| What is needed |
Repeat the whole of the data, keeping every detail the same.

| Task data |
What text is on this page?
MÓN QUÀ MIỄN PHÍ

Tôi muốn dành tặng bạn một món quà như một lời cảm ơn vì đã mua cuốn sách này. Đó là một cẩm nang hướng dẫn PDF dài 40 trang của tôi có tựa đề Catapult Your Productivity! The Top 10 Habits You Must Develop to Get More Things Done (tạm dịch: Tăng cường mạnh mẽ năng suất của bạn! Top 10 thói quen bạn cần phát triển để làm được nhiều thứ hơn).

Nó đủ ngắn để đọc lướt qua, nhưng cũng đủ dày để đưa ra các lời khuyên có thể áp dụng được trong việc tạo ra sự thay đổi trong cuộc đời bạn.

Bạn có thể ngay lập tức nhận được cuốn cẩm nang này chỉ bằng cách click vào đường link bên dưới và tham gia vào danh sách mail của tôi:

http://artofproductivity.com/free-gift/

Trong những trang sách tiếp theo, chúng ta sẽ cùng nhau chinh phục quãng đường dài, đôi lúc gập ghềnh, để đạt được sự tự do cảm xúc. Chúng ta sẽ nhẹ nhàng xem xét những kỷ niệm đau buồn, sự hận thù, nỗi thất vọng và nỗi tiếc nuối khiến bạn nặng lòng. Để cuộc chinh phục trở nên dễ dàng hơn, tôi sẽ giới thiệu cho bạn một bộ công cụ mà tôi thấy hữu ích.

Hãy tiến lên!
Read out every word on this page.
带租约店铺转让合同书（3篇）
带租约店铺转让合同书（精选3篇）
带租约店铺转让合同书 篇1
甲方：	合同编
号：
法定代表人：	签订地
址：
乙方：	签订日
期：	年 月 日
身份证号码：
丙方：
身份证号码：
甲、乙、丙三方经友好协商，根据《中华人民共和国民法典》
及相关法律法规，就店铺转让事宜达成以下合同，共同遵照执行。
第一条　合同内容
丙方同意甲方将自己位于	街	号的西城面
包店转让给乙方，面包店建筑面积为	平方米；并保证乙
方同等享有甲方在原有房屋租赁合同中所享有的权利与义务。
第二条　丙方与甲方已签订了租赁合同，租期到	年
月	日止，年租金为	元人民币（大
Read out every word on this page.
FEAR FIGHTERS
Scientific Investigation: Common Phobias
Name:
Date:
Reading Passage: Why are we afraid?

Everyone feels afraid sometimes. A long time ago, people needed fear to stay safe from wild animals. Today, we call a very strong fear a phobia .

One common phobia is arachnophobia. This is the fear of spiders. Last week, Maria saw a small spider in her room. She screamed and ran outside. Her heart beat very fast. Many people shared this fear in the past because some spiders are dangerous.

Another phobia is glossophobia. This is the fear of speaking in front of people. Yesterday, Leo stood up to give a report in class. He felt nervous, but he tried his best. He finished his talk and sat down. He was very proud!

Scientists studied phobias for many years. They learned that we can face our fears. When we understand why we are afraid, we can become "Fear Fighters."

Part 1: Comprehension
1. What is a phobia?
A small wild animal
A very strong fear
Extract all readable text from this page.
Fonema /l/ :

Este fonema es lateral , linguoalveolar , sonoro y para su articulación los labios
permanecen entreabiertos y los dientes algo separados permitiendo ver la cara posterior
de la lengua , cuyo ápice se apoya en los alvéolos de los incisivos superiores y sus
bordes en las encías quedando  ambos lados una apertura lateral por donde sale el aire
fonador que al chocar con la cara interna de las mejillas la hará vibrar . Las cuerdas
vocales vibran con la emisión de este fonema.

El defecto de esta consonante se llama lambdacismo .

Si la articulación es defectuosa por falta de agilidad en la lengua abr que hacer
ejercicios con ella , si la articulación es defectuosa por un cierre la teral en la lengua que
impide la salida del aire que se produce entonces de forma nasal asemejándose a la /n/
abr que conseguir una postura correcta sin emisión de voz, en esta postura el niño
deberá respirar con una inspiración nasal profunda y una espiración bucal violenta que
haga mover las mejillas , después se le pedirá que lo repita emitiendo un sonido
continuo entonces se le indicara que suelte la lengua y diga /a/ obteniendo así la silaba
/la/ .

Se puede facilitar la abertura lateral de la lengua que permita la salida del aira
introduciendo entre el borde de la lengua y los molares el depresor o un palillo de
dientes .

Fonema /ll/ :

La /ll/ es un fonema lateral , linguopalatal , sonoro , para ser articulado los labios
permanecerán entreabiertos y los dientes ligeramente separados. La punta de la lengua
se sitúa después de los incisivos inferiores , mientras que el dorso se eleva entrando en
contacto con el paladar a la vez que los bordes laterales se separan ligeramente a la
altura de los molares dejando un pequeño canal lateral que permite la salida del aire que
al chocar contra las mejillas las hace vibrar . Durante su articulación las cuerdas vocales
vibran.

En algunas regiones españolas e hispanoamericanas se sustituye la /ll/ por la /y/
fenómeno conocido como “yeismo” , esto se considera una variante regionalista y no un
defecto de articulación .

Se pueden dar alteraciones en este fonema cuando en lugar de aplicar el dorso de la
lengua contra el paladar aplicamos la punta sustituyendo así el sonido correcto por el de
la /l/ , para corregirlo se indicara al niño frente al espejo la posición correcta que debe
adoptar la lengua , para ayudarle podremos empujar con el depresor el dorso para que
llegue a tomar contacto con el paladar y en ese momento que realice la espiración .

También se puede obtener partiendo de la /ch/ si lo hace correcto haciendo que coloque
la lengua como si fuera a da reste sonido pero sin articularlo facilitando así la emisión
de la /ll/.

| Completed task |
What text is on this page?
MÓN QUÀ MIỄN PHÍ

Tôi muốn dành tặng bạn một món quà như một lời cảm ơn vì đã mua cuốn sách này. Đó là một cẩm nang hướng dẫn PDF dài 40 trang của tôi có tựa đề Catapult Your Productivity! The Top 10 Habits You Must Develop to Get More Things Done (tạm dịch: Tăng cường mạnh mẽ năng suất của bạn! Top 10 thói quen bạn cần phát triển để làm được nhiều thứ hơn).

Nó đủ ngắn để đọc lướt qua, nhưng cũng đủ dày để đưa ra các lời khuyên có thể áp dụng được trong việc tạo ra sự thay đổi trong cuộc đời bạn.

Bạn có thể ngay lập tức nhận được cuốn cẩm nang này chỉ bằng cách click vào đường link bên dưới và tham gia vào danh sách mail của tôi:

http://artofproductivity.com/free-gift/

Trong những trang sách tiếp theo, chúng ta sẽ cùng nhau chinh phục quãng đường dài, đôi lúc gập ghềnh, để đạt được sự tự do cảm xúc. Chúng ta sẽ nhẹ nhàng xem xét những kỷ niệm đau buồn, sự hận thù, nỗi thất vọng và nỗi tiếc nuối khiến bạn nặng lòng. Để cuộc chinh phục trở nên dễ dàng hơn, tôi sẽ giới thiệu cho bạn một bộ công cụ mà tôi thấy hữu ích.

Hãy tiến lên!
Read out every word on this page.
带租约店铺转让合同书（3篇）
带租约店铺转让合同书（精选3篇）
带租约店铺转让合同书 篇1
甲方：	合同编
号：
法定代表人：	签订地
址：
乙方：	签订日
期：	年 月 日
身份证号码：
丙方：
身份证号码：
甲、乙、丙三方经友好协商，根据《中华人民共和国民法典》
及相关法律法规，就店铺转让事宜达成以下合同，共同遵照执行。
第一条　合同内容
丙方同意甲方将自己位于	街	号的西城面
包店转让给乙方，面包店建筑面积为	平方米；并保证乙
方同等享有甲方在原有房屋租赁合同中所享有的权利与义务。
第二条　丙方与甲方已签订了租赁合同，租期到	年
月	日止，年租金为	元人民币（大
Read out every word on this page.
FEAR FIGHTERS
Scientific Investigation: Common Phobias
Name:
Date:
Reading Passage: Why are we afraid?

Everyone feels afraid sometimes. A long time ago, people needed fear to stay safe from wild animals. Today, we call a very strong fear a phobia .

One common phobia is arachnophobia. This is the fear of spiders. Last week, Maria saw a small spider in her room. She screamed and ran outside. Her heart beat very fast. Many people shared this fear in the past because some spiders are dangerous.

Another phobia is glossophobia. This is the fear of speaking in front of people. Yesterday, Leo stood up to give a report in class. He felt nervous, but he tried his best. He finished his talk and sat down. He was very proud!

Scientists studied phobias for many years. They learned that we can face our fears. When we understand why we are afraid, we can become "Fear Fighters."

Part 1: Comprehension
1. What is a phobia?
A small wild animal
A very strong fear
Extract all readable text from this page.
Fonema /l/ :

Este fonema es lateral , linguoalveolar , sonoro y para su articulación los labios
permanecen entreabiertos y los dientes algo separados permitiendo ver la cara posterior
de la lengua , cuyo ápice se apoya en los alvéolos de los incisivos superiores y sus
bordes en las encías quedando  ambos lados una apertura lateral por donde sale el aire
fonador que al chocar con la cara interna de las mejillas la hará vibrar . Las cuerdas
vocales vibran con la emisión de este fonema.

El defecto de esta consonante se llama lambdacismo .

Si la articulación es defectuosa por falta de agilidad en la lengua abr que hacer
ejercicios con ella , si la articulación es defectuosa por un cierre la teral en la lengua que
impide la salida del aire que se produce entonces de forma nasal asemejándose a la /n/
abr que conseguir una postura correcta sin emisión de voz, en esta postura el niño
deberá respirar con una inspiración nasal profunda y una espiración bucal violenta que
haga mover las mejillas , después se le pedirá que lo repita emitiendo un sonido
continuo entonces se le indicara que suelte la lengua y diga /a/ obteniendo así la silaba
/la/ .

Se puede facilitar la abertura lateral de la lengua que permita la salida del aira
introduciendo entre el borde de la lengua y los molares el depresor o un palillo de
dientes .

Fonema /ll/ :

La /ll/ es un fonema lateral , linguopalatal , sonoro , para ser articulado los labios
permanecerán entreabiertos y los dientes ligeramente separados. La punta de la lengua
se sitúa después de los incisivos inferiores , mientras que el dorso se eleva entrando en
contacto con el paladar a la vez que los bordes laterales se separan ligeramente a la
altura de los molares dejando un pequeño canal lateral que permite la salida del aire que
al chocar contra las mejillas las hace vibrar . Durante su articulación las cuerdas vocales
vibran.

En algunas regiones españolas e hispanoamericanas se sustituye la /ll/ por la /y/
fenómeno conocido como “yeismo” , esto se considera una variante regionalista y no un
defecto de articulación .

Se pueden dar alteraciones en este fonema cuando en lugar de aplicar el dorso de la
lengua contra el paladar aplicamos la punta sustituyendo así el sonido correcto por el de
la /l/ , para corregirlo se indicara al niño frente al espejo la posición correcta que debe
adoptar la lengua , para ayudarle podremos empujar con el depresor el dorso para que
llegue a tomar contacto con el paladar y en ese momento que realice la espiración .

También se puede obtener partiendo de la /ch/ si lo hace correcto haciendo que coloque
la lengua como si fuera a da reste sonido pero sin articularlo facilitando así la emisión
de la /ll/.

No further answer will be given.